- SET PROBLEM: Every entry must be echoed exactly.

Part of a data file:
[BEGIN]

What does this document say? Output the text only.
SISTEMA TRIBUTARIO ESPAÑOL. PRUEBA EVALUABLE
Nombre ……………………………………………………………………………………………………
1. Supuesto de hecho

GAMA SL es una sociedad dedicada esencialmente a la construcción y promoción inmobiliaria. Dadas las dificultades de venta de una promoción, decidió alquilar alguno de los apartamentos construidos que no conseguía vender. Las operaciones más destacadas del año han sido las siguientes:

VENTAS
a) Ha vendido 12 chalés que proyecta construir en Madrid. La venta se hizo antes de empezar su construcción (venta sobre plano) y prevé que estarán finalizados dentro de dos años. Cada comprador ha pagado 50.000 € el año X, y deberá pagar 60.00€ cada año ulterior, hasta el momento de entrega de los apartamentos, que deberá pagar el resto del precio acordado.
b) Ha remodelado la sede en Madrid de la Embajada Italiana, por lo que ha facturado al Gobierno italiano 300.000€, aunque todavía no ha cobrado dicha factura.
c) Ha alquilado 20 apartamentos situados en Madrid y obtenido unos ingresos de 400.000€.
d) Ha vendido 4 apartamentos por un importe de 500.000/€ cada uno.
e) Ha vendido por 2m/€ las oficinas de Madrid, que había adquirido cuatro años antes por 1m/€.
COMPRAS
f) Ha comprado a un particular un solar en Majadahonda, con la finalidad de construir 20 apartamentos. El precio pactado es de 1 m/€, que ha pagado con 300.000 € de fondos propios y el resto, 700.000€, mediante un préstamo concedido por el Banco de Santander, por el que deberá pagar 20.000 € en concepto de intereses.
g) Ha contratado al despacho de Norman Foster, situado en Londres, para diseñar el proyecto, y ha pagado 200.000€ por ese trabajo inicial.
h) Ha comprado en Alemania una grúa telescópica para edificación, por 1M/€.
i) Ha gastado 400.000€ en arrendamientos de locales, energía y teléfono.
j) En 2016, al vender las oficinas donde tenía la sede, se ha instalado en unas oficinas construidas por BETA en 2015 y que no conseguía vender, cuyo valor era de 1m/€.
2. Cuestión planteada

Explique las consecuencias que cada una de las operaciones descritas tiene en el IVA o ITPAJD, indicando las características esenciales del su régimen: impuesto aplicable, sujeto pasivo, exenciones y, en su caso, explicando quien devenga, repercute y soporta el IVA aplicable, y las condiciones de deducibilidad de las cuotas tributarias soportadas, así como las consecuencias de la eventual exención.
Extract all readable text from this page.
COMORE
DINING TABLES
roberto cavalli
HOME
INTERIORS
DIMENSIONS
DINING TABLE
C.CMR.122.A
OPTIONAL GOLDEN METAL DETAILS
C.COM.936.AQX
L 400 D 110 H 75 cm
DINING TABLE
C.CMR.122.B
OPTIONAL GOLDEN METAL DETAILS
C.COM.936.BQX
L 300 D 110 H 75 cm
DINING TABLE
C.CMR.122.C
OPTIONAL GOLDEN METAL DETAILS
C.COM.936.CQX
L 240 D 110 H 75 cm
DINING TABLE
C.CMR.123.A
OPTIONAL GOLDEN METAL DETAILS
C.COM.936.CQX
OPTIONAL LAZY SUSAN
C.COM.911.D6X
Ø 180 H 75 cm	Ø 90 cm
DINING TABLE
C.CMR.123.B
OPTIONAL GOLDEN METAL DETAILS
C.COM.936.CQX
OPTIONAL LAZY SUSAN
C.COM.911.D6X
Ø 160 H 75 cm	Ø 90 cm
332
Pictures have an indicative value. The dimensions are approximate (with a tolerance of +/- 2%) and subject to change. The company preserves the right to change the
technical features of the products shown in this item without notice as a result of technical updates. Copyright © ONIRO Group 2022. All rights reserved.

[END]

- SOLUTION TO THE EXERCISE:
What does this document say? Output the text only.
SISTEMA TRIBUTARIO ESPAÑOL. PRUEBA EVALUABLE
Nombre ……………………………………………………………………………………………………
1. Supuesto de hecho

GAMA SL es una sociedad dedicada esencialmente a la construcción y promoción inmobiliaria. Dadas las dificultades de venta de una promoción, decidió alquilar alguno de los apartamentos construidos que no conseguía vender. Las operaciones más destacadas del año han sido las siguientes:

VENTAS
a) Ha vendido 12 chalés que proyecta construir en Madrid. La venta se hizo antes de empezar su construcción (venta sobre plano) y prevé que estarán finalizados dentro de dos años. Cada comprador ha pagado 50.000 € el año X, y deberá pagar 60.00€ cada año ulterior, hasta el momento de entrega de los apartamentos, que deberá pagar el resto del precio acordado.
b) Ha remodelado la sede en Madrid de la Embajada Italiana, por lo que ha facturado al Gobierno italiano 300.000€, aunque todavía no ha cobrado dicha factura.
c) Ha alquilado 20 apartamentos situados en Madrid y obtenido unos ingresos de 400.000€.
d) Ha vendido 4 apartamentos por un importe de 500.000/€ cada uno.
e) Ha vendido por 2m/€ las oficinas de Madrid, que había adquirido cuatro años antes por 1m/€.
COMPRAS
f) Ha comprado a un particular un solar en Majadahonda, con la finalidad de construir 20 apartamentos. El precio pactado es de 1 m/€, que ha pagado con 300.000 € de fondos propios y el resto, 700.000€, mediante un préstamo concedido por el Banco de Santander, por el que deberá pagar 20.000 € en concepto de intereses.
g) Ha contratado al despacho de Norman Foster, situado en Londres, para diseñar el proyecto, y ha pagado 200.000€ por ese trabajo inicial.
h) Ha comprado en Alemania una grúa telescópica para edificación, por 1M/€.
i) Ha gastado 400.000€ en arrendamientos de locales, energía y teléfono.
j) En 2016, al vender las oficinas donde tenía la sede, se ha instalado en unas oficinas construidas por BETA en 2015 y que no conseguía vender, cuyo valor era de 1m/€.
2. Cuestión planteada

Explique las consecuencias que cada una de las operaciones descritas tiene en el IVA o ITPAJD, indicando las características esenciales del su régimen: impuesto aplicable, sujeto pasivo, exenciones y, en su caso, explicando quien devenga, repercute y soporta el IVA aplicable, y las condiciones de deducibilidad de las cuotas tributarias soportadas, así como las consecuencias de la eventual exención.
Extract all readable text from this page.
COMORE
DINING TABLES
roberto cavalli
HOME
INTERIORS
DIMENSIONS
DINING TABLE
C.CMR.122.A
OPTIONAL GOLDEN METAL DETAILS
C.COM.936.AQX
L 400 D 110 H 75 cm
DINING TABLE
C.CMR.122.B
OPTIONAL GOLDEN METAL DETAILS
C.COM.936.BQX
L 300 D 110 H 75 cm
DINING TABLE
C.CMR.122.C
OPTIONAL GOLDEN METAL DETAILS
C.COM.936.CQX
L 240 D 110 H 75 cm
DINING TABLE
C.CMR.123.A
OPTIONAL GOLDEN METAL DETAILS
C.COM.936.CQX
OPTIONAL LAZY SUSAN
C.COM.911.D6X
Ø 180 H 75 cm	Ø 90 cm
DINING TABLE
C.CMR.123.B
OPTIONAL GOLDEN METAL DETAILS
C.COM.936.CQX
OPTIONAL LAZY SUSAN
C.COM.911.D6X
Ø 160 H 75 cm	Ø 90 cm
332
Pictures have an indicative value. The dimensions are approximate (with a tolerance of +/- 2%) and subject to change. The company preserves the right to change the
technical features of the products shown in this item without notice as a result of technical updates. Copyright © ONIRO Group 2022. All rights reserved.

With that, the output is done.